> **TASK INSTRUCTIONS**: Your task is to repeat all of the material exactly.

(Records from a data source)
____

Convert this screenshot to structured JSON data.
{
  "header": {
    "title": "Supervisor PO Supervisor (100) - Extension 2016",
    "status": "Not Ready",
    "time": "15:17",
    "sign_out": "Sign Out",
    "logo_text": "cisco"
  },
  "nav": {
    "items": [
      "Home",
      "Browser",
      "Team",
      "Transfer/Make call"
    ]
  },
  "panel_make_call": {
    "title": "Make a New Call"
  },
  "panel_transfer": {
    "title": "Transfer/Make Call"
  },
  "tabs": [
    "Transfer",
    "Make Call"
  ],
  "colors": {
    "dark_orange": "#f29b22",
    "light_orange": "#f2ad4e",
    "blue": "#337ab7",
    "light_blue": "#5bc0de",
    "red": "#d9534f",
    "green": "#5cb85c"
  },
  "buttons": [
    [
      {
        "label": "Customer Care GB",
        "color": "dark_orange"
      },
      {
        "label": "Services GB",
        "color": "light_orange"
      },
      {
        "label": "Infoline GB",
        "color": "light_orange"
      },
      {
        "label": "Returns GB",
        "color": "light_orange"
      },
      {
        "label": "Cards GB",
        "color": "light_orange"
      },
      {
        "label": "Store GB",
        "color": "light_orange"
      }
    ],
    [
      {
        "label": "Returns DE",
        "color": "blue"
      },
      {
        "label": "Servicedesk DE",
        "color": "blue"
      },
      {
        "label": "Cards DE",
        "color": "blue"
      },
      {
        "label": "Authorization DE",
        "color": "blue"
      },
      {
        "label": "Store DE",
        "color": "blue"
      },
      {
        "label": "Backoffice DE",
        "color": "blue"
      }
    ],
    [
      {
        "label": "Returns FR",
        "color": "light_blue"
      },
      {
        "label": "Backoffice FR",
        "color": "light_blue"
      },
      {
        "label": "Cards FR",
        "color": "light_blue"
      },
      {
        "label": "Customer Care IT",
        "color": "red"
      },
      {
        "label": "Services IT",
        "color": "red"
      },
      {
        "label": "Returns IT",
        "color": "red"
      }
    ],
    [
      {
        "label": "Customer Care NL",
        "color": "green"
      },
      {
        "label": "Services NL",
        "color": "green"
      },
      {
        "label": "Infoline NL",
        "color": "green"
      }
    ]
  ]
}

____

> **TASK RESPONSE**:
Convert this screenshot to structured JSON data.
{
  "header": {
    "title": "Supervisor PO Supervisor (100) - Extension 2016",
    "status": "Not Ready",
    "time": "15:17",
    "sign_out": "Sign Out",
    "logo_text": "cisco"
  },
  "nav": {
    "items": [
      "Home",
      "Browser",
      "Team",
      "Transfer/Make call"
    ]
  },
  "panel_make_call": {
    "title": "Make a New Call"
  },
  "panel_transfer": {
    "title": "Transfer/Make Call"
  },
  "tabs": [
    "Transfer",
    "Make Call"
  ],
  "colors": {
    "dark_orange": "#f29b22",
    "light_orange": "#f2ad4e",
    "blue": "#337ab7",
    "light_blue": "#5bc0de",
    "red": "#d9534f",
    "green": "#5cb85c"
  },
  "buttons": [
    [
      {
        "label": "Customer Care GB",
        "color": "dark_orange"
      },
      {
        "label": "Services GB",
        "color": "light_orange"
      },
      {
        "label": "Infoline GB",
        "color": "light_orange"
      },
      {
        "label": "Returns GB",
        "color": "light_orange"
      },
      {
        "label": "Cards GB",
        "color": "light_orange"
      },
      {
        "label": "Store GB",
        "color": "light_orange"
      }
    ],
    [
      {
        "label": "Returns DE",
        "color": "blue"
      },
      {
        "label": "Servicedesk DE",
        "color": "blue"
      },
      {
        "label": "Cards DE",
        "color": "blue"
      },
      {
        "label": "Authorization DE",
        "color": "blue"
      },
      {
        "label": "Store DE",
        "color": "blue"
      },
      {
        "label": "Backoffice DE",
        "color": "blue"
      }
    ],
    [
      {
        "label": "Returns FR",
        "color": "light_blue"
      },
      {
        "label": "Backoffice FR",
        "color": "light_blue"
      },
      {
        "label": "Cards FR",
        "color": "light_blue"
      },
      {
        "label": "Customer Care IT",
        "color": "red"
      },
      {
        "label": "Services IT",
        "color": "red"
      },
      {
        "label": "Returns IT",
        "color": "red"
      }
    ],
    [
      {
        "label": "Customer Care NL",
        "color": "green"
      },
      {
        "label": "Services NL",
        "color": "green"
      },
      {
        "label": "Infoline NL",
        "color": "green"
      }
    ]
  ]
}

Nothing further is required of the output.